BEGIN DATA TO USE
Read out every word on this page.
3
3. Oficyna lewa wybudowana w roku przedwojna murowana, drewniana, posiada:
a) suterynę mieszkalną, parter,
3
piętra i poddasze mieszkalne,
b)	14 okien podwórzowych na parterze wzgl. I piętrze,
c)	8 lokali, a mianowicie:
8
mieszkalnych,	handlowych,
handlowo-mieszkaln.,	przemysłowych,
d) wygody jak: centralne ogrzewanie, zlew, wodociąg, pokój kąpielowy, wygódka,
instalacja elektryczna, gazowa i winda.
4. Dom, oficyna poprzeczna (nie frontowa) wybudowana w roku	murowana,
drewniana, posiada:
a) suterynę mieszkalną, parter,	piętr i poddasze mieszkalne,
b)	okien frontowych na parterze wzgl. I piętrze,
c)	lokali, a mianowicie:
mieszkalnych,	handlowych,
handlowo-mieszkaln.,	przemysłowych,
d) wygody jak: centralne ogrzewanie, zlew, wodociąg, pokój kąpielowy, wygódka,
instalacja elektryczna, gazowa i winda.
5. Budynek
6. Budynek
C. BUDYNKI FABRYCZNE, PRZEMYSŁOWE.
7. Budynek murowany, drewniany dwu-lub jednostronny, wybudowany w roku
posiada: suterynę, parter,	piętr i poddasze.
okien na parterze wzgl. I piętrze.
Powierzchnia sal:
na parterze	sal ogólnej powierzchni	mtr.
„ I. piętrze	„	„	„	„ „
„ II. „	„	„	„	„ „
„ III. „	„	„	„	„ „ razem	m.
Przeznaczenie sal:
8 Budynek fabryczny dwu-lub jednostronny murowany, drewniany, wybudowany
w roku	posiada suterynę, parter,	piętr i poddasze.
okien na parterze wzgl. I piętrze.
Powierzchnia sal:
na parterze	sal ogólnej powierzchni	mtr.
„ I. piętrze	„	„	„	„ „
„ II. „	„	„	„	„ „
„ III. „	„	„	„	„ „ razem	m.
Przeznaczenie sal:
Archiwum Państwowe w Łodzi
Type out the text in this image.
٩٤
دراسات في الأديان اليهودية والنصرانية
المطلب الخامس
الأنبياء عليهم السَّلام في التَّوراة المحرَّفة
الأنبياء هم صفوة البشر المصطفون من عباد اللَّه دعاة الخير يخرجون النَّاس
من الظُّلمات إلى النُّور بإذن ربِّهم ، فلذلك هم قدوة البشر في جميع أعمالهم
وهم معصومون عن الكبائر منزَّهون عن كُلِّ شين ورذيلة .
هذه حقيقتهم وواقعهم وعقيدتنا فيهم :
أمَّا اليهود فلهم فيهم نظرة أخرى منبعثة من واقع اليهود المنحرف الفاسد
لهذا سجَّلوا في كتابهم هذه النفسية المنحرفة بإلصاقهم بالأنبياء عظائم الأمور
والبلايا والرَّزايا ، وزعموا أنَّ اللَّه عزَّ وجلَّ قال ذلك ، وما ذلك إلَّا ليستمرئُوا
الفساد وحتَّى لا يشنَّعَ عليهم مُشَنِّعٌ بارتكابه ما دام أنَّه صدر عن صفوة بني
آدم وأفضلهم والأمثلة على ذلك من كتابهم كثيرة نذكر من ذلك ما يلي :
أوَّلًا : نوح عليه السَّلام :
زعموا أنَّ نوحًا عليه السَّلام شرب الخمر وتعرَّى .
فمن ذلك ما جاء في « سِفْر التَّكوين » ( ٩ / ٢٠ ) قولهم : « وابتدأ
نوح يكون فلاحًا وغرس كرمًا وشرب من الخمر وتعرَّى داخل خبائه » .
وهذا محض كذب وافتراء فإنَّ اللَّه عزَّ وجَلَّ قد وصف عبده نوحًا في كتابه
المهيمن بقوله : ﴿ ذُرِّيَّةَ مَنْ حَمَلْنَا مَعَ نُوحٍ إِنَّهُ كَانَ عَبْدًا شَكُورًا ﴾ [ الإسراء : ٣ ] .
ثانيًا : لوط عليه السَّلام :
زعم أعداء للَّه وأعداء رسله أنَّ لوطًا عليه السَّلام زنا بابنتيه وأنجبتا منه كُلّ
END DATA TO USE
BEGIN DATA TO USE
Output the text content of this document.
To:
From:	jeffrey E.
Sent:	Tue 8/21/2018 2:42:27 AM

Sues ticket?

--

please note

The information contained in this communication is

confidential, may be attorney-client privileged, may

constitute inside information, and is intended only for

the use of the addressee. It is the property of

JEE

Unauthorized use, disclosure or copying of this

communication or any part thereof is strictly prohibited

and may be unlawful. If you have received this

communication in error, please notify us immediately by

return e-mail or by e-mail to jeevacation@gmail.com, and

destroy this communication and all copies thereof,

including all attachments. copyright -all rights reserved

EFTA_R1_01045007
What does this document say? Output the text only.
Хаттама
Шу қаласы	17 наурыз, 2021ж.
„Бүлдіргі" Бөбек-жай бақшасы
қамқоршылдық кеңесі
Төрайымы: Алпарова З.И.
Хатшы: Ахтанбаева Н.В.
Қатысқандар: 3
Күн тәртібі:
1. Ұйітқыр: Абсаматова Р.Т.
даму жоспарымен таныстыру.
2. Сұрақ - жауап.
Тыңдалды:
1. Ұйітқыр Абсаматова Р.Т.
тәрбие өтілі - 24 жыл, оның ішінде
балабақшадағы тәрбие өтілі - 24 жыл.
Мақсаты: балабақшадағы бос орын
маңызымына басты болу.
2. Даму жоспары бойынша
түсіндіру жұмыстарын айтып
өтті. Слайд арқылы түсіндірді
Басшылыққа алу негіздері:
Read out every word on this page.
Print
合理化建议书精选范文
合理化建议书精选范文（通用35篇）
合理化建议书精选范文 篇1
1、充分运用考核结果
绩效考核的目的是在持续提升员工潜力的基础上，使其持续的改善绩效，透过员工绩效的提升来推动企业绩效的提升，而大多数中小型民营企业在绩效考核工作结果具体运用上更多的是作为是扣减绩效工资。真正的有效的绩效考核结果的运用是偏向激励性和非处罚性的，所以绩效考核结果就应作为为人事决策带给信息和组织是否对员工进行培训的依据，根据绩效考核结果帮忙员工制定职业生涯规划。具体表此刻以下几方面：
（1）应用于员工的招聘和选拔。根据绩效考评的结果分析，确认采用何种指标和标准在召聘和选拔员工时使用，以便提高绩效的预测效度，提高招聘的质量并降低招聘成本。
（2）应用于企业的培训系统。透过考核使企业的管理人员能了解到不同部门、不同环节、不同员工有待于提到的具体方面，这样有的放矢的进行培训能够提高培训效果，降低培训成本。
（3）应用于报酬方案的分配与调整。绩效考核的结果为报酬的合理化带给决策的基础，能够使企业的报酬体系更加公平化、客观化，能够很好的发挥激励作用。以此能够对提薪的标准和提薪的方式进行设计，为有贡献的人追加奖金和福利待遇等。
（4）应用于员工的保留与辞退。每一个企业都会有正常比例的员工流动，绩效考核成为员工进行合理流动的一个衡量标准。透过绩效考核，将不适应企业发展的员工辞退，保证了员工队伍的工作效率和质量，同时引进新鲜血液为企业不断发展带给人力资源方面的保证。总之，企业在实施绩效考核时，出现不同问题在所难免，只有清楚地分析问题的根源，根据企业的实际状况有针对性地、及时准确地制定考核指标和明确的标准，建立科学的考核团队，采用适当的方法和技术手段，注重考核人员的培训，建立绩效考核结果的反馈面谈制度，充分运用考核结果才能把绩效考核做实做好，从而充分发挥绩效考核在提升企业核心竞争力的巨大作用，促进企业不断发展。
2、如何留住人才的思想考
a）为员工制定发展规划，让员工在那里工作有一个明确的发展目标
END DATA TO USE
#### GOAL
Return each line with "wybudowany".

#### EXERCISE OUTPUT
7. Budynek murowany, drewniany dwu-lub jednostronny, wybudowany w roku
8 Budynek fabryczny dwu-lub jednostronny murowany, drewniany, wybudowany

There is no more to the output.